Task statement
Pick out every line of the entries below where "name" occurs, and copy those lines.

********

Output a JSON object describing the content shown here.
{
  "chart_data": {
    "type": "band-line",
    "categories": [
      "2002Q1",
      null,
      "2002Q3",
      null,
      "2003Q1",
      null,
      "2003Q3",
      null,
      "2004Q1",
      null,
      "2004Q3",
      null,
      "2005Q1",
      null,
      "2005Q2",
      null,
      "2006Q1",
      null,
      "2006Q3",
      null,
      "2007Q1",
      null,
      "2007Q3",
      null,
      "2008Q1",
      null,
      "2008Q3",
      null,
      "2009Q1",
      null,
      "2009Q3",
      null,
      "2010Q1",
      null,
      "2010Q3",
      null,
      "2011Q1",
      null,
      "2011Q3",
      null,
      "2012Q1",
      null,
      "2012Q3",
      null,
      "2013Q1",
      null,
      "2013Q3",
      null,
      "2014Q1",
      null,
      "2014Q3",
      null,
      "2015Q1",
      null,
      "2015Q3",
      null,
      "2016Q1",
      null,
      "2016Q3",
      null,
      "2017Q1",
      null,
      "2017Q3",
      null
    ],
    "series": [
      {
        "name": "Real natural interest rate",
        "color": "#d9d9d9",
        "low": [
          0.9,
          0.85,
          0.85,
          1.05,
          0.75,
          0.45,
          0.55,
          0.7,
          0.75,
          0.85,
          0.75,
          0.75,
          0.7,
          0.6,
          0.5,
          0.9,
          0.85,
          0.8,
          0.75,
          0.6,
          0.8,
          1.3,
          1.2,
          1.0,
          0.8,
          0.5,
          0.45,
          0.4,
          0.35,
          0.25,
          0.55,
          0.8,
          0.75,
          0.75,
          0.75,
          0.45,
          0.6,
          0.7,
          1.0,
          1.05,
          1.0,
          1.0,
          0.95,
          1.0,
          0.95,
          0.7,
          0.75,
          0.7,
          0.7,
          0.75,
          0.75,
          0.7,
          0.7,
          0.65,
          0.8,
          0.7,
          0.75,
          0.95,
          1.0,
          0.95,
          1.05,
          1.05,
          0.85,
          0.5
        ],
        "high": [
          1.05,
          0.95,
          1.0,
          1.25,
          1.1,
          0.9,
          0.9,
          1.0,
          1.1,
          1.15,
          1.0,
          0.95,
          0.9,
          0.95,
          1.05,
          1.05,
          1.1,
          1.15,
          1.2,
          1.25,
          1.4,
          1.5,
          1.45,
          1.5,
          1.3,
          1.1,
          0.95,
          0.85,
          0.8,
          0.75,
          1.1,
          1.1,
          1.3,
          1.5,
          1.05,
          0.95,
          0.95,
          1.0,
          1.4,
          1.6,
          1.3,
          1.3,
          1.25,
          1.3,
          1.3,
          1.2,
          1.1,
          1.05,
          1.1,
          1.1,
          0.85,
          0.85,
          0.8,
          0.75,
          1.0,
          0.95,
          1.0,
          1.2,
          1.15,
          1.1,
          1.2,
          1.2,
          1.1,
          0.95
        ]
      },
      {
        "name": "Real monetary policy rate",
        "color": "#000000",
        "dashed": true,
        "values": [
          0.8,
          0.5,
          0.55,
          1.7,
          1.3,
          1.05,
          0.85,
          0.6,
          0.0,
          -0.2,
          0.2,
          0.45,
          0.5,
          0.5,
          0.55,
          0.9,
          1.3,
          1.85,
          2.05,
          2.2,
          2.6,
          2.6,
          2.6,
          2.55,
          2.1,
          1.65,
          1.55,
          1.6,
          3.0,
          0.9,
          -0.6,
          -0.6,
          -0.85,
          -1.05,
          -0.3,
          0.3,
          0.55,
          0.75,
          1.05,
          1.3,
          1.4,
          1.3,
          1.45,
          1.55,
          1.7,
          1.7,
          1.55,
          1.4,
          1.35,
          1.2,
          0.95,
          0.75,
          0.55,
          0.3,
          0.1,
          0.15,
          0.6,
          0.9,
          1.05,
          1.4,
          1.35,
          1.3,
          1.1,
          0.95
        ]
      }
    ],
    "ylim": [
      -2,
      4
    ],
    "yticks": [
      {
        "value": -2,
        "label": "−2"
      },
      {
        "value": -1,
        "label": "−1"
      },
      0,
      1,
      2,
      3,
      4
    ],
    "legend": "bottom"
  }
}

********

Complete output
        "name": "Real natural interest rate",
        "name": "Real monetary policy rate",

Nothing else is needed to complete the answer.